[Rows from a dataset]
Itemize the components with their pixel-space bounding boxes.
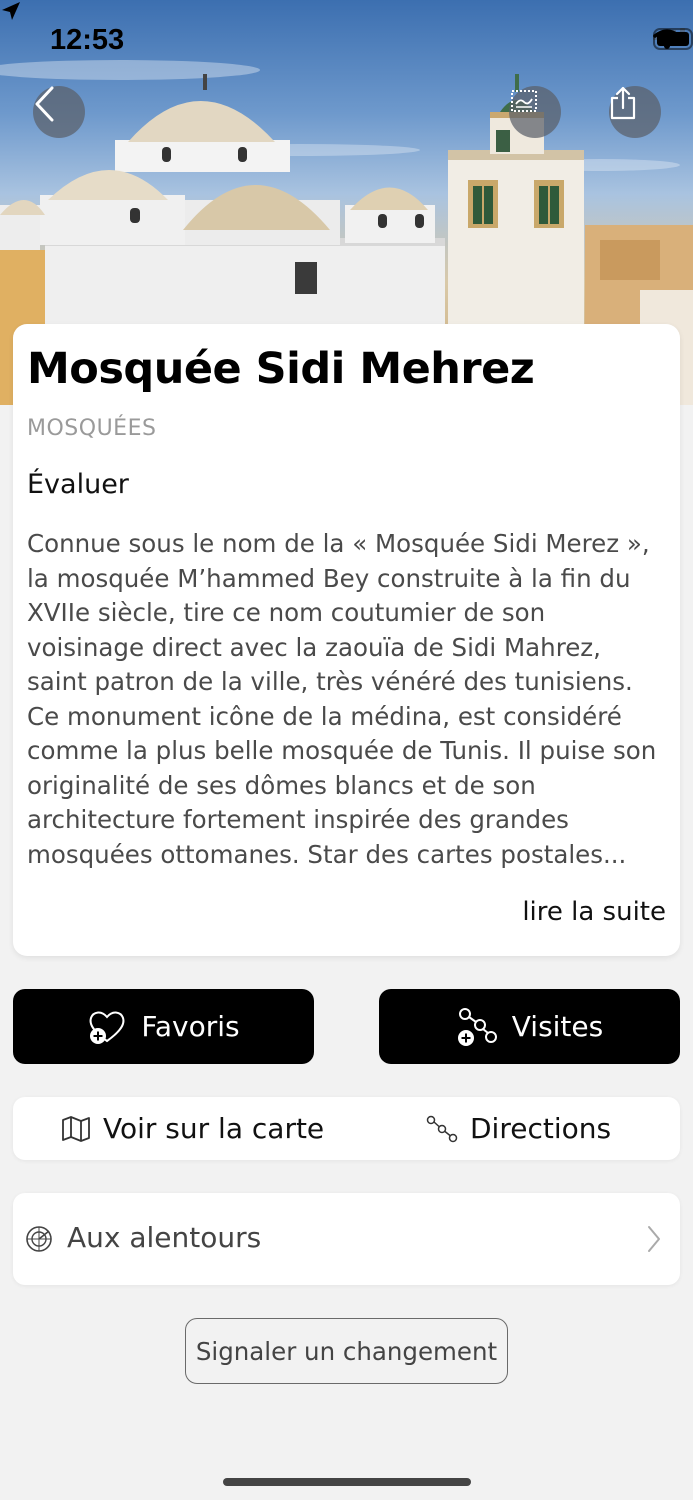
read-more-link[interactable]: lire la suite (522, 897, 666, 927)
location-arrow-icon (2, 2, 20, 20)
favorites-label: Favoris (141, 1010, 240, 1043)
report-change-button[interactable]: Signaler un changement (185, 1318, 508, 1384)
description-line: architecture fortement inspirée des gran… (27, 805, 569, 834)
route-icon (426, 1115, 458, 1142)
description-line: comme la plus belle mosquée de Tunis. Il… (27, 736, 657, 765)
description-line: originalité de ses dômes blancs et de so… (27, 770, 536, 800)
place-category: MOSQUÉES (27, 416, 157, 441)
status-time: 12:53 (50, 24, 125, 56)
nearby-label: Aux alentours (67, 1221, 262, 1254)
description-line: voisinage direct avec la zaouïa de Sidi … (27, 632, 601, 662)
description-line: saint patron de la ville, très vénéré de… (27, 667, 633, 696)
home-indicator[interactable] (223, 1478, 471, 1486)
directions-label: Directions (470, 1112, 612, 1145)
status-bar: 12:53 (0, 0, 693, 80)
directions-button[interactable]: Directions (426, 1097, 611, 1160)
radar-icon (26, 1226, 52, 1252)
map-directions-bar: Voir sur la carte Directions (13, 1097, 680, 1160)
chevron-left-icon (35, 86, 54, 122)
chevron-right-icon (648, 1226, 660, 1252)
back-button[interactable] (33, 86, 85, 138)
place-info-card: Mosquée Sidi Mehrez MOSQUÉES Évaluer Con… (13, 324, 680, 956)
favorites-button[interactable]: Favoris (13, 989, 314, 1064)
description-line: mosquées ottomanes. Star des cartes post… (27, 839, 627, 869)
share-icon (610, 86, 636, 120)
heart-add-icon (89, 1011, 125, 1044)
visits-label: Visites (511, 1010, 604, 1043)
map-icon (62, 1115, 90, 1142)
description-line: Ce monument icône de la médina, est cons… (27, 701, 622, 731)
route-add-icon (457, 1007, 497, 1046)
nearby-row[interactable]: Aux alentours (13, 1193, 680, 1285)
battery-icon (653, 28, 693, 50)
share-button[interactable] (609, 86, 661, 138)
place-description: Connue sous le nom de la « Mosquée Sidi … (27, 527, 672, 872)
postcard-button[interactable] (509, 86, 561, 138)
description-line: la mosquée M’hammed Bey construite à la … (27, 563, 631, 593)
rate-link[interactable]: Évaluer (27, 469, 129, 500)
description-line: XVIIe siècle, tire ce nom coutumier de s… (27, 598, 546, 627)
visits-button[interactable]: Visites (379, 989, 680, 1064)
view-on-map-button[interactable]: Voir sur la carte (61, 1097, 324, 1160)
view-on-map-label: Voir sur la carte (103, 1112, 325, 1145)
postage-stamp-icon (511, 90, 537, 112)
place-title: Mosquée Sidi Mehrez (27, 344, 535, 394)
description-line: Connue sous le nom de la « Mosquée Sidi … (27, 529, 650, 558)
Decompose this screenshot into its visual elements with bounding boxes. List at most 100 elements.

**Aim of the exercise**
Can you output each line of the records above as a numbered list, skipping any blank lines and leaving out the pictures?

**Complete response**
1. Itemize the components with their pixel-space bounding boxes.
2. read-more-link[interactable]: lire la suite (522, 897, 666, 927)
3. location-arrow-icon (2, 2, 20, 20)
4. favorites-label: Favoris (141, 1010, 240, 1043)
5. report-change-button[interactable]: Signaler un changement (185, 1318, 508, 1384)
6. description-line: architecture fortement inspirée des gran… (27, 805, 569, 834)
7. route-icon (426, 1115, 458, 1142)
8. description-line: comme la plus belle mosquée de Tunis. Il… (27, 736, 657, 765)
9. description-line: originalité de ses dômes blancs et de so… (27, 770, 536, 800)
10. place-category: MOSQUÉES (27, 416, 157, 441)
11. status-time: 12:53 (50, 24, 125, 56)
12. nearby-label: Aux alentours (67, 1221, 262, 1254)
13. description-line: voisinage direct avec la zaouïa de Sidi … (27, 632, 601, 662)
14. description-line: saint patron de la ville, très vénéré de… (27, 667, 633, 696)
15. home-indicator[interactable] (223, 1478, 471, 1486)
16. directions-label: Directions (470, 1112, 612, 1145)
17. status-bar: 12:53 (0, 0, 693, 80)
18. directions-button[interactable]: Directions (426, 1097, 611, 1160)
19. radar-icon (26, 1226, 52, 1252)
20. map-directions-bar: Voir sur la carte Directions (13, 1097, 680, 1160)
21. chevron-left-icon (35, 86, 54, 122)
22. chevron-right-icon (648, 1226, 660, 1252)
23. back-button[interactable] (33, 86, 85, 138)
24. place-info-card: Mosquée Sidi Mehrez MOSQUÉES Évaluer Con… (13, 324, 680, 956)
25. favorites-button[interactable]: Favoris (13, 989, 314, 1064)
26. description-line: mosquées ottomanes. Star des cartes post… (27, 839, 627, 869)
27. share-icon (610, 86, 636, 120)
28. heart-add-icon (89, 1011, 125, 1044)
29. visits-label: Visites (511, 1010, 604, 1043)
30. map-icon (62, 1115, 90, 1142)
31. description-line: Ce monument icône de la médina, est cons… (27, 701, 622, 731)
32. route-add-icon (457, 1007, 497, 1046)
33. nearby-row[interactable]: Aux alentours (13, 1193, 680, 1285)
34. battery-icon (653, 28, 693, 50)
35. share-button[interactable] (609, 86, 661, 138)
36. place-description: Connue sous le nom de la « Mosquée Sidi … (27, 527, 672, 872)
37. postcard-button[interactable] (509, 86, 561, 138)
38. description-line: la mosquée M’hammed Bey construite à la … (27, 563, 631, 593)
39. rate-link[interactable]: Évaluer (27, 469, 129, 500)
40. description-line: XVIIe siècle, tire ce nom coutumier de s… (27, 598, 546, 627)
41. visits-button[interactable]: Visites (379, 989, 680, 1064)
42. view-on-map-button[interactable]: Voir sur la carte (61, 1097, 324, 1160)
43. view-on-map-label: Voir sur la carte (103, 1112, 325, 1145)
44. postage-stamp-icon (511, 90, 537, 112)
45. place-title: Mosquée Sidi Mehrez (27, 344, 535, 394)
46. description-line: Connue sous le nom de la « Mosquée Sidi … (27, 529, 650, 558)
47. Decompose this screenshot into its visual elements with bounding boxes. List at most 100 elements.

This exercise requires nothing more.